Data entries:
-- Start --

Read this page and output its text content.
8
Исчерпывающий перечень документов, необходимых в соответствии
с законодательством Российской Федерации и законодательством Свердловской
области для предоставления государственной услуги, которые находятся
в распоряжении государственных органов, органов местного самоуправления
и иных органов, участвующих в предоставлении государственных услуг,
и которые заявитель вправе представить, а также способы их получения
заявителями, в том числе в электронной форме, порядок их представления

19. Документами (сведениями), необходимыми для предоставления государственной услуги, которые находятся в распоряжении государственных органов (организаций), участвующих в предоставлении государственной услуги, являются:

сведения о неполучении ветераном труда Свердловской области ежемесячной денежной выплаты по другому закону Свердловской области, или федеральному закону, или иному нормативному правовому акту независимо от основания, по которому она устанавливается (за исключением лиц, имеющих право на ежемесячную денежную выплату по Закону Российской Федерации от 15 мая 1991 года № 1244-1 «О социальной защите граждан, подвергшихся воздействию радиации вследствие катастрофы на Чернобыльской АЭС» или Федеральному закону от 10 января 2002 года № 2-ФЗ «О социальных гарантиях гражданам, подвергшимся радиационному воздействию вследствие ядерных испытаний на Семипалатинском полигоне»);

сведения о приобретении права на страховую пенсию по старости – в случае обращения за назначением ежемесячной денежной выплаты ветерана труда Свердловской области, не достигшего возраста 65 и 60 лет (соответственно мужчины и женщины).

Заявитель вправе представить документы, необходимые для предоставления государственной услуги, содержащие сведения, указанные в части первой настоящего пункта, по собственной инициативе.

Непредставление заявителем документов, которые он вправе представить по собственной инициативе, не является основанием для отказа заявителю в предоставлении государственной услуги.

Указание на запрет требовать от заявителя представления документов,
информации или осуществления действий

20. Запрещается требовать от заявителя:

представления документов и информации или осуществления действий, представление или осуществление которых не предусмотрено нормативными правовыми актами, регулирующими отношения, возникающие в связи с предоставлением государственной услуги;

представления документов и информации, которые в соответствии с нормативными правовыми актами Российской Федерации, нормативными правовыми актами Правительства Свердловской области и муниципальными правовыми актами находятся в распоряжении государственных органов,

-- End --

Give back the whole listing, word for word.

Read this page and output its text content.
8
Исчерпывающий перечень документов, необходимых в соответствии
с законодательством Российской Федерации и законодательством Свердловской
области для предоставления государственной услуги, которые находятся
в распоряжении государственных органов, органов местного самоуправления
и иных органов, участвующих в предоставлении государственных услуг,
и которые заявитель вправе представить, а также способы их получения
заявителями, в том числе в электронной форме, порядок их представления

19. Документами (сведениями), необходимыми для предоставления государственной услуги, которые находятся в распоряжении государственных органов (организаций), участвующих в предоставлении государственной услуги, являются:

сведения о неполучении ветераном труда Свердловской области ежемесячной денежной выплаты по другому закону Свердловской области, или федеральному закону, или иному нормативному правовому акту независимо от основания, по которому она устанавливается (за исключением лиц, имеющих право на ежемесячную денежную выплату по Закону Российской Федерации от 15 мая 1991 года № 1244-1 «О социальной защите граждан, подвергшихся воздействию радиации вследствие катастрофы на Чернобыльской АЭС» или Федеральному закону от 10 января 2002 года № 2-ФЗ «О социальных гарантиях гражданам, подвергшимся радиационному воздействию вследствие ядерных испытаний на Семипалатинском полигоне»);

сведения о приобретении права на страховую пенсию по старости – в случае обращения за назначением ежемесячной денежной выплаты ветерана труда Свердловской области, не достигшего возраста 65 и 60 лет (соответственно мужчины и женщины).

Заявитель вправе представить документы, необходимые для предоставления государственной услуги, содержащие сведения, указанные в части первой настоящего пункта, по собственной инициативе.

Непредставление заявителем документов, которые он вправе представить по собственной инициативе, не является основанием для отказа заявителю в предоставлении государственной услуги.

Указание на запрет требовать от заявителя представления документов,
информации или осуществления действий

20. Запрещается требовать от заявителя:

представления документов и информации или осуществления действий, представление или осуществление которых не предусмотрено нормативными правовыми актами, регулирующими отношения, возникающие в связи с предоставлением государственной услуги;

представления документов и информации, которые в соответствии с нормативными правовыми актами Российской Федерации, нормативными правовыми актами Правительства Свердловской области и муниципальными правовыми актами находятся в распоряжении государственных органов,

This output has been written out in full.